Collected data
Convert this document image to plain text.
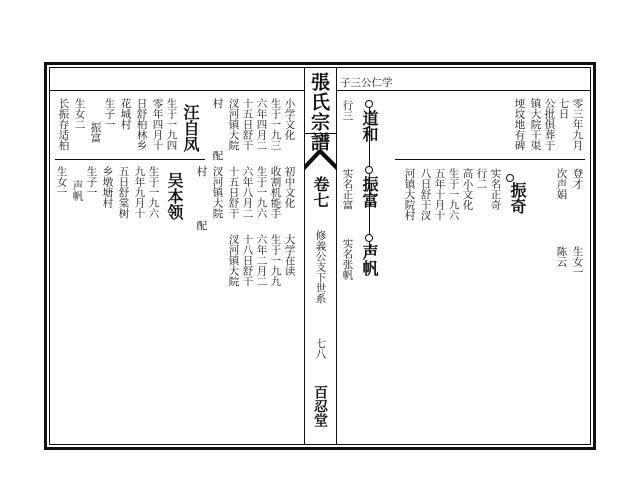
張氏宗譜
卷七
修義公支下世系
七八
百忍堂
子三公仁学
道和
行三
振富
实名正富
声帆
实名张帆
振奇
实名正奇
行二
高小文化
生于一九六
五年十月十
八日舒干汊
河镇大院村	次声娟
生女一
陈云
零三年九月
七日
公批俱葬于
镇大院干渠
埂坟地有碑
登才
小学文化
生于一九三
六年四月二
十五日舒干
汊河镇大院
村
配
初中文化
收割机能手
生于一九六
六年八月二
十五日舒干
汊河镇大院
村
配
大学在读
生于一九九
六年二月二
十八日舒干
汊河镇大院
汪自凤
生于一九四
零年四月十
日舒柏林乡
花城村
生子一
振富
生女二
长振存适柏
吴本领
生于一九六
九年九月十
五日舒棠树
乡墩塘村
生子一
声帆
生女一
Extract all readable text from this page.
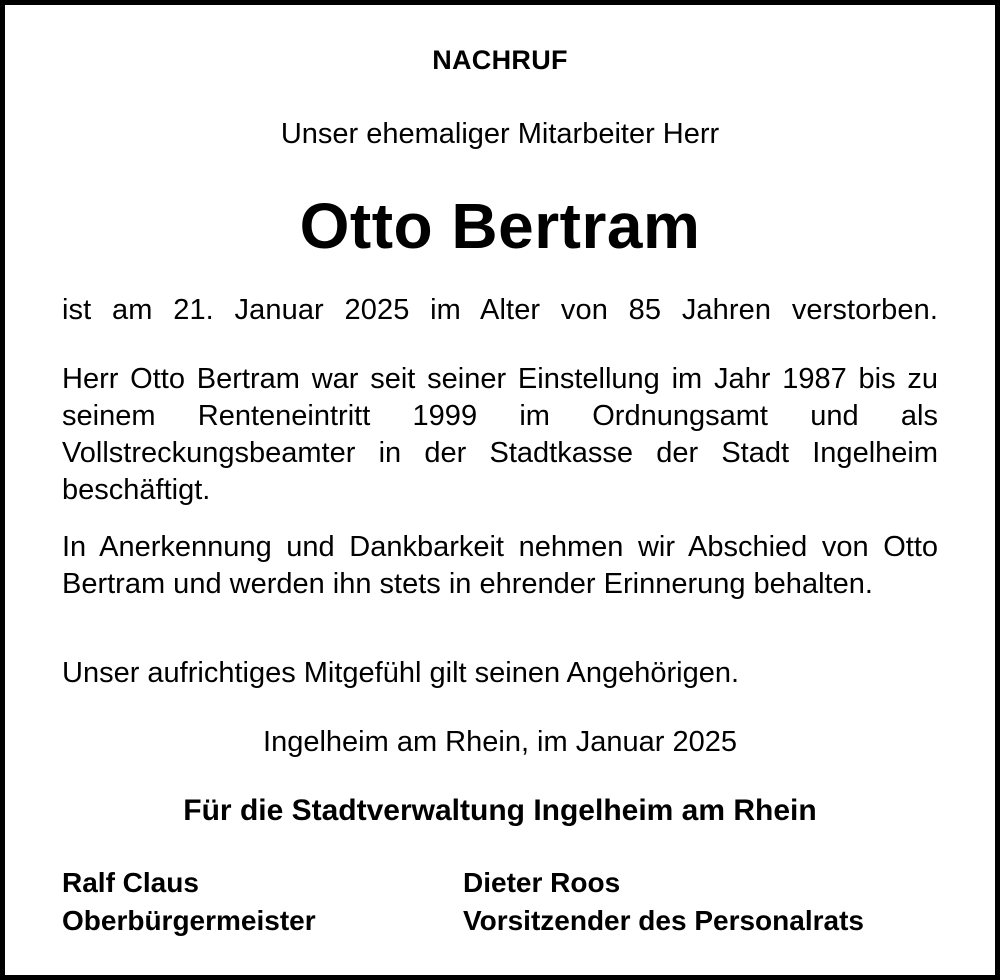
NACHRUF
Unser ehemaliger Mitarbeiter Herr
Otto Bertram
ist am 21. Januar 2025 im Alter von 85 Jahren verstorben.

Herr Otto Bertram war seit seiner Einstellung im Jahr 1987 bis zu seinem Renteneintritt 1999 im Ordnungsamt und als Vollstreckungsbeamter in der Stadtkasse der Stadt Ingelheim beschäftigt.

In Anerkennung und Dankbarkeit nehmen wir Abschied von Otto Bertram und werden ihn stets in ehrender Erinnerung behalten.

Unser aufrichtiges Mitgefühl gilt seinen Angehörigen.

Ingelheim am Rhein, im Januar 2025
Für die Stadtverwaltung Ingelheim am Rhein
Ralf Claus
Oberbürgermeister
Dieter Roos
Vorsitzender des Personalrats
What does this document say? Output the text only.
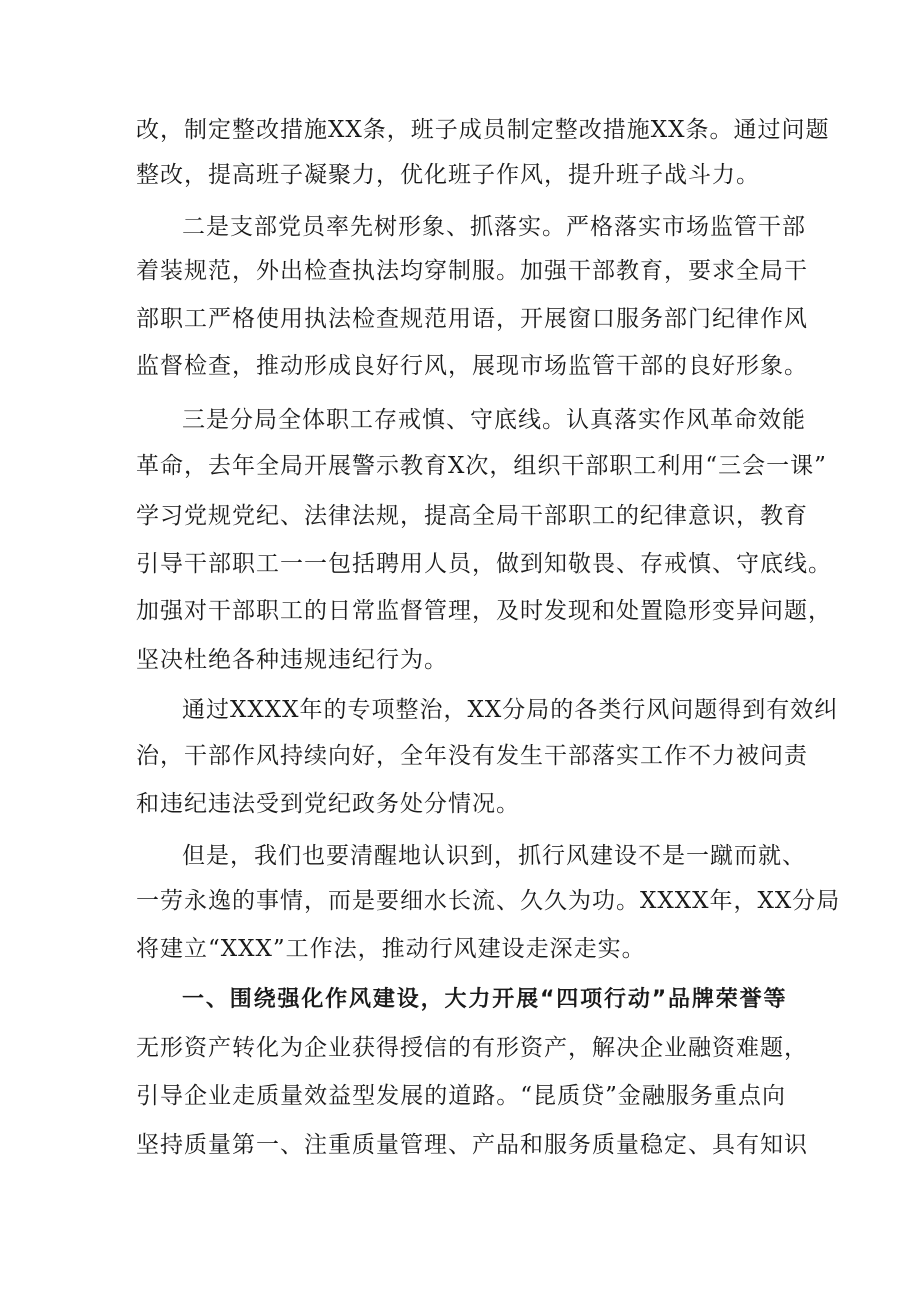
改，制定整改措施XX条，班子成员制定整改措施XX条。通过问题
整改，提高班子凝聚力，优化班子作风，提升班子战斗力。
二是支部党员率先树形象、抓落实。严格落实市场监管干部
着装规范，外出检查执法均穿制服。加强干部教育，要求全局干
部职工严格使用执法检查规范用语，开展窗口服务部门纪律作风
监督检查，推动形成良好行风，展现市场监管干部的良好形象。
三是分局全体职工存戒慎、守底线。认真落实作风革命效能
革命，去年全局开展警示教育X次，组织干部职工利用“三会一课”
学习党规党纪、法律法规，提高全局干部职工的纪律意识，教育
引导干部职工一一包括聘用人员，做到知敬畏、存戒慎、守底线。
加强对干部职工的日常监督管理，及时发现和处置隐形变异问题，
坚决杜绝各种违规违纪行为。
通过XXXX年的专项整治，XX分局的各类行风问题得到有效纠
治，干部作风持续向好，全年没有发生干部落实工作不力被问责
和违纪违法受到党纪政务处分情况。
但是，我们也要清醒地认识到，抓行风建设不是一蹴而就、
一劳永逸的事情，而是要细水长流、久久为功。XXXX年，XX分局
将建立“XXX”工作法，推动行风建设走深走实。
一、围绕强化作风建设，大力开展“四项行动”品牌荣誉等
无形资产转化为企业获得授信的有形资产，解决企业融资难题，
引导企业走质量效益型发展的道路。“昆质贷”金融服务重点向
坚持质量第一、注重质量管理、产品和服务质量稳定、具有知识
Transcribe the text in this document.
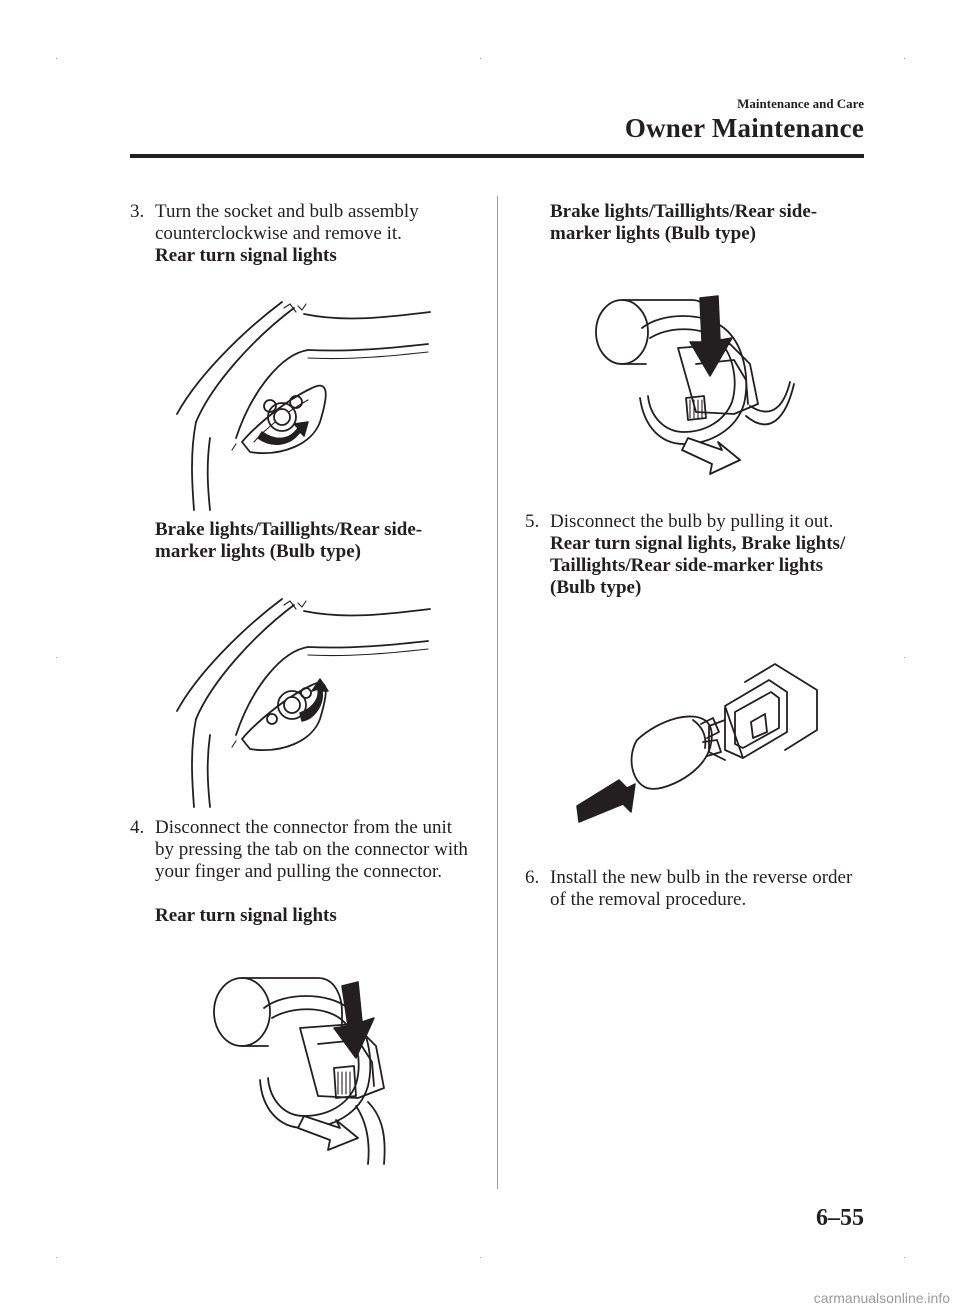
Maintenance and Care
Owner Maintenance
3. Turn the socket and bulb assembly counterclockwise and remove it.
Rear turn signal lights
Brake lights/Taillights/Rear side-
marker lights (Bulb type)
4. Disconnect the connector from the unit by pressing the tab on the connector with your finger and pulling the connector.
Rear turn signal lights
Brake lights/Taillights/Rear side-
marker lights (Bulb type)
5. Disconnect the bulb by pulling it out.
Rear turn signal lights, Brake lights/
Taillights/Rear side-marker lights
(Bulb type)
6. Install the new bulb in the reverse order of the removal procedure.
6–55
carmanualsonline.info
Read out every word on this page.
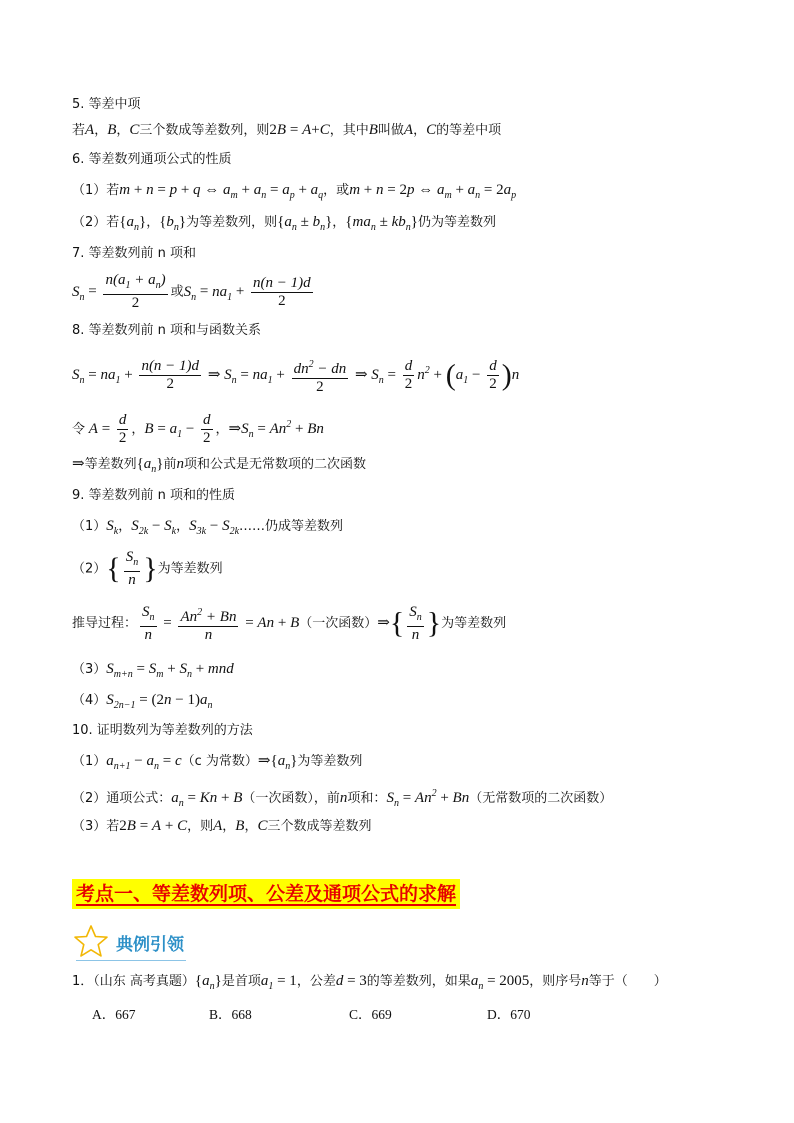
5. 等差中项
若A，B，C三个数成等差数列，则2B = A+C，其中B叫做A，C的等差中项
6. 等差数列通项公式的性质
（1）若m + n = p + q ⇔ $a_m + a_n = a_p + a_q$，或m + n = 2p ⇔ $a_m + a_n = 2a_p$
（2）若$\{a_n\}$，$\{b_n\}$为等差数列，则$\{a_n \pm b_n\}$，$\{ma_n \pm kb_n\}$仍为等差数列
7. 等差数列前 n 项和
$S_n = \frac{n(a_1 + a_n)}{2}$ 或$S_n = na_1 + \frac{n(n - 1)d}{2}$
8. 等差数列前 n 项和与函数关系
$S_n = na_1 + \frac{n(n - 1)d}{2}$ ⇒ $S_n = na_1 + \frac{dn^2 - dn}{2}$ ⇒ $S_n = \frac{d}{2} n^2 + (a_1 - \frac{d}{2} )n$
令 $A = \frac{d}{2}$ ，$B = a_1 - \frac{d}{2}$ ，$\Rightarrow S_n = An^2 + Bn$
⇒等差数列$\{a_n\}$前n项和公式是无常数项的二次函数
9. 等差数列前 n 项和的性质
$(1)S_k$，$S_{2k} - S_k$，$S_{3k}$ − $S_{2k}\dots\dots$仍成等差数列
$(2)\{ \frac{S_n}{n}$ }为等差数列
推导过程： $\frac{S_n}{n} = \frac{An^2 + Bn}{n} = An + B$（一次函数）⇒{ $\frac{S_n}{n}$ }为等差数列
$(3)S_{m+n} = S_m + S_n$ + mnd
$(4)S_{2n-1} = (2n - 1)a_n$
10. 证明数列为等差数列的方法
$(1)a_{n+1} - a_n = c(c$ 为常数）$\Rightarrow\{a_n\}$为等差数列
（2）通项公式：$a_n = Kn + B$（一次函数），前n项和：$S_n = An^2 + Bn$（无常数项的二次函数）
（3）若2B = A + C，则A，B，C三个数成等差数列
考点一、等差数列项、公差及通项公式的求解
典例引领
1．（山东 高考真题）$\{a_n\}$是首项$a_1 = 1$，公差d = 3的等差数列，如果$a_n = 2005$，则序号n等于（　　）
A．667	B．668	C．669	D．670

Objective
Omit all pictures while transcribing the entries verbatim.

Right answer
Convert this document image to plain text.
張氏宗譜
卷七
修義公支下世系
七八
百忍堂
子三公仁学
道和
行三
振富
实名正富
声帆
实名张帆
振奇
实名正奇
行二
高小文化
生于一九六
五年十月十
八日舒干汊
河镇大院村	次声娟
生女一
陈云
零三年九月
七日
公批俱葬于
镇大院干渠
埂坟地有碑
登才
小学文化
生于一九三
六年四月二
十五日舒干
汊河镇大院
村
配
初中文化
收割机能手
生于一九六
六年八月二
十五日舒干
汊河镇大院
村
配
大学在读
生于一九九
六年二月二
十八日舒干
汊河镇大院
汪自凤
生于一九四
零年四月十
日舒柏林乡
花城村
生子一
振富
生女二
长振存适柏
吴本领
生于一九六
九年九月十
五日舒棠树
乡墩塘村
生子一
声帆
生女一
Extract all readable text from this page.
NACHRUF
Unser ehemaliger Mitarbeiter Herr
Otto Bertram
ist am 21. Januar 2025 im Alter von 85 Jahren verstorben.

Herr Otto Bertram war seit seiner Einstellung im Jahr 1987 bis zu seinem Renteneintritt 1999 im Ordnungsamt und als Vollstreckungsbeamter in der Stadtkasse der Stadt Ingelheim beschäftigt.

In Anerkennung und Dankbarkeit nehmen wir Abschied von Otto Bertram und werden ihn stets in ehrender Erinnerung behalten.

Unser aufrichtiges Mitgefühl gilt seinen Angehörigen.

Ingelheim am Rhein, im Januar 2025
Für die Stadtverwaltung Ingelheim am Rhein
Ralf Claus
Oberbürgermeister
Dieter Roos
Vorsitzender des Personalrats
What does this document say? Output the text only.
改，制定整改措施XX条，班子成员制定整改措施XX条。通过问题
整改，提高班子凝聚力，优化班子作风，提升班子战斗力。
二是支部党员率先树形象、抓落实。严格落实市场监管干部
着装规范，外出检查执法均穿制服。加强干部教育，要求全局干
部职工严格使用执法检查规范用语，开展窗口服务部门纪律作风
监督检查，推动形成良好行风，展现市场监管干部的良好形象。
三是分局全体职工存戒慎、守底线。认真落实作风革命效能
革命，去年全局开展警示教育X次，组织干部职工利用“三会一课”
学习党规党纪、法律法规，提高全局干部职工的纪律意识，教育
引导干部职工一一包括聘用人员，做到知敬畏、存戒慎、守底线。
加强对干部职工的日常监督管理，及时发现和处置隐形变异问题，
坚决杜绝各种违规违纪行为。
通过XXXX年的专项整治，XX分局的各类行风问题得到有效纠
治，干部作风持续向好，全年没有发生干部落实工作不力被问责
和违纪违法受到党纪政务处分情况。
但是，我们也要清醒地认识到，抓行风建设不是一蹴而就、
一劳永逸的事情，而是要细水长流、久久为功。XXXX年，XX分局
将建立“XXX”工作法，推动行风建设走深走实。
一、围绕强化作风建设，大力开展“四项行动”品牌荣誉等
无形资产转化为企业获得授信的有形资产，解决企业融资难题，
引导企业走质量效益型发展的道路。“昆质贷”金融服务重点向
坚持质量第一、注重质量管理、产品和服务质量稳定、具有知识
Transcribe the text in this document.
Maintenance and Care
Owner Maintenance
3. Turn the socket and bulb assembly counterclockwise and remove it.
Rear turn signal lights
Brake lights/Taillights/Rear side-
marker lights (Bulb type)
4. Disconnect the connector from the unit by pressing the tab on the connector with your finger and pulling the connector.
Rear turn signal lights
Brake lights/Taillights/Rear side-
marker lights (Bulb type)
5. Disconnect the bulb by pulling it out.
Rear turn signal lights, Brake lights/
Taillights/Rear side-marker lights
(Bulb type)
6. Install the new bulb in the reverse order of the removal procedure.
6–55
carmanualsonline.info
Read out every word on this page.
5. 等差中项
若A，B，C三个数成等差数列，则2B = A+C，其中B叫做A，C的等差中项
6. 等差数列通项公式的性质
（1）若m + n = p + q ⇔ $a_m + a_n = a_p + a_q$，或m + n = 2p ⇔ $a_m + a_n = 2a_p$
（2）若$\{a_n\}$，$\{b_n\}$为等差数列，则$\{a_n \pm b_n\}$，$\{ma_n \pm kb_n\}$仍为等差数列
7. 等差数列前 n 项和
$S_n = \frac{n(a_1 + a_n)}{2}$ 或$S_n = na_1 + \frac{n(n - 1)d}{2}$
8. 等差数列前 n 项和与函数关系
$S_n = na_1 + \frac{n(n - 1)d}{2}$ ⇒ $S_n = na_1 + \frac{dn^2 - dn}{2}$ ⇒ $S_n = \frac{d}{2} n^2 + (a_1 - \frac{d}{2} )n$
令 $A = \frac{d}{2}$ ，$B = a_1 - \frac{d}{2}$ ，$\Rightarrow S_n = An^2 + Bn$
⇒等差数列$\{a_n\}$前n项和公式是无常数项的二次函数
9. 等差数列前 n 项和的性质
$(1)S_k$，$S_{2k} - S_k$，$S_{3k}$ − $S_{2k}\dots\dots$仍成等差数列
$(2)\{ \frac{S_n}{n}$ }为等差数列
推导过程： $\frac{S_n}{n} = \frac{An^2 + Bn}{n} = An + B$（一次函数）⇒{ $\frac{S_n}{n}$ }为等差数列
$(3)S_{m+n} = S_m + S_n$ + mnd
$(4)S_{2n-1} = (2n - 1)a_n$
10. 证明数列为等差数列的方法
$(1)a_{n+1} - a_n = c(c$ 为常数）$\Rightarrow\{a_n\}$为等差数列
（2）通项公式：$a_n = Kn + B$（一次函数），前n项和：$S_n = An^2 + Bn$（无常数项的二次函数）
（3）若2B = A + C，则A，B，C三个数成等差数列
考点一、等差数列项、公差及通项公式的求解
典例引领
1．（山东 高考真题）$\{a_n\}$是首项$a_1 = 1$，公差d = 3的等差数列，如果$a_n = 2005$，则序号n等于（　　）
A．667	B．668	C．669	D．670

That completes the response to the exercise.